### [DIRECTION]
Repeat each line exactly, leaving nothing out.

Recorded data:

--- Begin ---

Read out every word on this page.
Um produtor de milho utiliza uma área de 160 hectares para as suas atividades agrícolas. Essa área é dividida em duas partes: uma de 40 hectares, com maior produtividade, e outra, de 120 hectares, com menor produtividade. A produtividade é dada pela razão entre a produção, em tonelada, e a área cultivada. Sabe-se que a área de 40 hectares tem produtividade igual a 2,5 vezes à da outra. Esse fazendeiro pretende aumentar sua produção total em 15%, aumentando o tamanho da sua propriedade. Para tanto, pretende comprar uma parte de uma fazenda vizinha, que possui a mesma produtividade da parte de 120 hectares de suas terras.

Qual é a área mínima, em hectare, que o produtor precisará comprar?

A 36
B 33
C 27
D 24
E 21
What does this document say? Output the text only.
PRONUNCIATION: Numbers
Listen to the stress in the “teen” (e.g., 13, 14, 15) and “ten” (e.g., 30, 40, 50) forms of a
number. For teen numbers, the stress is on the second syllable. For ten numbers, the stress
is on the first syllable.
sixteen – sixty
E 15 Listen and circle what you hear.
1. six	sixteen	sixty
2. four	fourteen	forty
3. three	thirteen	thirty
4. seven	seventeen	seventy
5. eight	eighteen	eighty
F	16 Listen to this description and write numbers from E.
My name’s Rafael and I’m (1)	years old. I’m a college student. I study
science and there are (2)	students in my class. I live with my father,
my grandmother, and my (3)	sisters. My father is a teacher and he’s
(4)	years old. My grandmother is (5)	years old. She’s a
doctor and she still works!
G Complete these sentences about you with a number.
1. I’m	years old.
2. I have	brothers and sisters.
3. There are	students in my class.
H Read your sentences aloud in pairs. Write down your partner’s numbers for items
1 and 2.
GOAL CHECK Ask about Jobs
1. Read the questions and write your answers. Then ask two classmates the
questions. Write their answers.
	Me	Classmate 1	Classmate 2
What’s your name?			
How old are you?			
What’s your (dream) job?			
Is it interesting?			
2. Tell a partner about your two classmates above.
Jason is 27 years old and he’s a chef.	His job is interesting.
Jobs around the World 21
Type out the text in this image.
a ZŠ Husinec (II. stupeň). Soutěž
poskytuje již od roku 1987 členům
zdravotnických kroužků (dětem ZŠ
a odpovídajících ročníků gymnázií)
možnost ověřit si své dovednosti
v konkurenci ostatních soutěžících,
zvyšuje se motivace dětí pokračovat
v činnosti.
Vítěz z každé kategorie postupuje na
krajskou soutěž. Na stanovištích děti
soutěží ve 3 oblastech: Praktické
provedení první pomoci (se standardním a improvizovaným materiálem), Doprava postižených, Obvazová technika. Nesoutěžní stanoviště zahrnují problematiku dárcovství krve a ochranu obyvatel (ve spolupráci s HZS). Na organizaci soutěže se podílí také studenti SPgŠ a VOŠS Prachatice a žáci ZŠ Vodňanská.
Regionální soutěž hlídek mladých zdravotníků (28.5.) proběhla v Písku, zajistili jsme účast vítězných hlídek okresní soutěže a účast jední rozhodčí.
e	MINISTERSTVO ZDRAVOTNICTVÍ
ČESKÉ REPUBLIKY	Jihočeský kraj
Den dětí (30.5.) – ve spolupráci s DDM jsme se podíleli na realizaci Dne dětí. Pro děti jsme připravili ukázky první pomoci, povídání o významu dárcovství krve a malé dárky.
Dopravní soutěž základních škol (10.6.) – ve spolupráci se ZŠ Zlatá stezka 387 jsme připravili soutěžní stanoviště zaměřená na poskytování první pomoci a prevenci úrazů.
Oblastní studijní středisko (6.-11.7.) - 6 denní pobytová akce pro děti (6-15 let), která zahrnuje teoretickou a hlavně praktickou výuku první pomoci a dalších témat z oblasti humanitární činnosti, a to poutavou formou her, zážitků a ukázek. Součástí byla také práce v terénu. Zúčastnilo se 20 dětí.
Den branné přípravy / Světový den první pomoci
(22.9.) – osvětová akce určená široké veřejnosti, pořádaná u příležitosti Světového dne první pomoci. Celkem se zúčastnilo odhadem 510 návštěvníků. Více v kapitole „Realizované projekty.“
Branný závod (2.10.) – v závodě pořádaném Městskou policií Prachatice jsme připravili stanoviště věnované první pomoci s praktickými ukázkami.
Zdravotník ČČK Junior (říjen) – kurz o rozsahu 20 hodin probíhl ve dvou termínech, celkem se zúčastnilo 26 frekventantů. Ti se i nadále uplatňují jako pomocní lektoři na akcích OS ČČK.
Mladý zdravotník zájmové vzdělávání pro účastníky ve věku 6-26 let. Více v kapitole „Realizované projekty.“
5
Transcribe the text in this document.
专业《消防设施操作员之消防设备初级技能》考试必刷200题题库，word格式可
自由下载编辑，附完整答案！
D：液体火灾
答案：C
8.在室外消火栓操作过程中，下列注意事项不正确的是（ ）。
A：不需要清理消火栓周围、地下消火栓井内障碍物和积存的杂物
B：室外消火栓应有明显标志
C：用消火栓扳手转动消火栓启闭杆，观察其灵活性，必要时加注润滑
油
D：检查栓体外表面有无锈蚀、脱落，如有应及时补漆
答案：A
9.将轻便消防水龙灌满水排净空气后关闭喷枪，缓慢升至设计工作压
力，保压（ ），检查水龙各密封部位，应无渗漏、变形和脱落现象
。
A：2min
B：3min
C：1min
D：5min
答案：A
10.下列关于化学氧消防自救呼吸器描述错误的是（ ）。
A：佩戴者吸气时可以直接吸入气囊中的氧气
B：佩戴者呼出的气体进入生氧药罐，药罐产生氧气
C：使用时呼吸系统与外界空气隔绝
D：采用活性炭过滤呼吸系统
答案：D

--- End ---

### [THE OUTPUT]
Read out every word on this page.
Um produtor de milho utiliza uma área de 160 hectares para as suas atividades agrícolas. Essa área é dividida em duas partes: uma de 40 hectares, com maior produtividade, e outra, de 120 hectares, com menor produtividade. A produtividade é dada pela razão entre a produção, em tonelada, e a área cultivada. Sabe-se que a área de 40 hectares tem produtividade igual a 2,5 vezes à da outra. Esse fazendeiro pretende aumentar sua produção total em 15%, aumentando o tamanho da sua propriedade. Para tanto, pretende comprar uma parte de uma fazenda vizinha, que possui a mesma produtividade da parte de 120 hectares de suas terras.

Qual é a área mínima, em hectare, que o produtor precisará comprar?

A 36
B 33
C 27
D 24
E 21
What does this document say? Output the text only.
PRONUNCIATION: Numbers
Listen to the stress in the “teen” (e.g., 13, 14, 15) and “ten” (e.g., 30, 40, 50) forms of a
number. For teen numbers, the stress is on the second syllable. For ten numbers, the stress
is on the first syllable.
sixteen – sixty
E 15 Listen and circle what you hear.
1. six	sixteen	sixty
2. four	fourteen	forty
3. three	thirteen	thirty
4. seven	seventeen	seventy
5. eight	eighteen	eighty
F	16 Listen to this description and write numbers from E.
My name’s Rafael and I’m (1)	years old. I’m a college student. I study
science and there are (2)	students in my class. I live with my father,
my grandmother, and my (3)	sisters. My father is a teacher and he’s
(4)	years old. My grandmother is (5)	years old. She’s a
doctor and she still works!
G Complete these sentences about you with a number.
1. I’m	years old.
2. I have	brothers and sisters.
3. There are	students in my class.
H Read your sentences aloud in pairs. Write down your partner’s numbers for items
1 and 2.
GOAL CHECK Ask about Jobs
1. Read the questions and write your answers. Then ask two classmates the
questions. Write their answers.
	Me	Classmate 1	Classmate 2
What’s your name?			
How old are you?			
What’s your (dream) job?			
Is it interesting?			
2. Tell a partner about your two classmates above.
Jason is 27 years old and he’s a chef.	His job is interesting.
Jobs around the World 21
Type out the text in this image.
a ZŠ Husinec (II. stupeň). Soutěž
poskytuje již od roku 1987 členům
zdravotnických kroužků (dětem ZŠ
a odpovídajících ročníků gymnázií)
možnost ověřit si své dovednosti
v konkurenci ostatních soutěžících,
zvyšuje se motivace dětí pokračovat
v činnosti.
Vítěz z každé kategorie postupuje na
krajskou soutěž. Na stanovištích děti
soutěží ve 3 oblastech: Praktické
provedení první pomoci (se standardním a improvizovaným materiálem), Doprava postižených, Obvazová technika. Nesoutěžní stanoviště zahrnují problematiku dárcovství krve a ochranu obyvatel (ve spolupráci s HZS). Na organizaci soutěže se podílí také studenti SPgŠ a VOŠS Prachatice a žáci ZŠ Vodňanská.
Regionální soutěž hlídek mladých zdravotníků (28.5.) proběhla v Písku, zajistili jsme účast vítězných hlídek okresní soutěže a účast jední rozhodčí.
e	MINISTERSTVO ZDRAVOTNICTVÍ
ČESKÉ REPUBLIKY	Jihočeský kraj
Den dětí (30.5.) – ve spolupráci s DDM jsme se podíleli na realizaci Dne dětí. Pro děti jsme připravili ukázky první pomoci, povídání o významu dárcovství krve a malé dárky.
Dopravní soutěž základních škol (10.6.) – ve spolupráci se ZŠ Zlatá stezka 387 jsme připravili soutěžní stanoviště zaměřená na poskytování první pomoci a prevenci úrazů.
Oblastní studijní středisko (6.-11.7.) - 6 denní pobytová akce pro děti (6-15 let), která zahrnuje teoretickou a hlavně praktickou výuku první pomoci a dalších témat z oblasti humanitární činnosti, a to poutavou formou her, zážitků a ukázek. Součástí byla také práce v terénu. Zúčastnilo se 20 dětí.
Den branné přípravy / Světový den první pomoci
(22.9.) – osvětová akce určená široké veřejnosti, pořádaná u příležitosti Světového dne první pomoci. Celkem se zúčastnilo odhadem 510 návštěvníků. Více v kapitole „Realizované projekty.“
Branný závod (2.10.) – v závodě pořádaném Městskou policií Prachatice jsme připravili stanoviště věnované první pomoci s praktickými ukázkami.
Zdravotník ČČK Junior (říjen) – kurz o rozsahu 20 hodin probíhl ve dvou termínech, celkem se zúčastnilo 26 frekventantů. Ti se i nadále uplatňují jako pomocní lektoři na akcích OS ČČK.
Mladý zdravotník zájmové vzdělávání pro účastníky ve věku 6-26 let. Více v kapitole „Realizované projekty.“
5
Transcribe the text in this document.
专业《消防设施操作员之消防设备初级技能》考试必刷200题题库，word格式可
自由下载编辑，附完整答案！
D：液体火灾
答案：C
8.在室外消火栓操作过程中，下列注意事项不正确的是（ ）。
A：不需要清理消火栓周围、地下消火栓井内障碍物和积存的杂物
B：室外消火栓应有明显标志
C：用消火栓扳手转动消火栓启闭杆，观察其灵活性，必要时加注润滑
油
D：检查栓体外表面有无锈蚀、脱落，如有应及时补漆
答案：A
9.将轻便消防水龙灌满水排净空气后关闭喷枪，缓慢升至设计工作压
力，保压（ ），检查水龙各密封部位，应无渗漏、变形和脱落现象
。
A：2min
B：3min
C：1min
D：5min
答案：A
10.下列关于化学氧消防自救呼吸器描述错误的是（ ）。
A：佩戴者吸气时可以直接吸入气囊中的氧气
B：佩戴者呼出的气体进入生氧药罐，药罐产生氧气
C：使用时呼吸系统与外界空气隔绝
D：采用活性炭过滤呼吸系统
答案：D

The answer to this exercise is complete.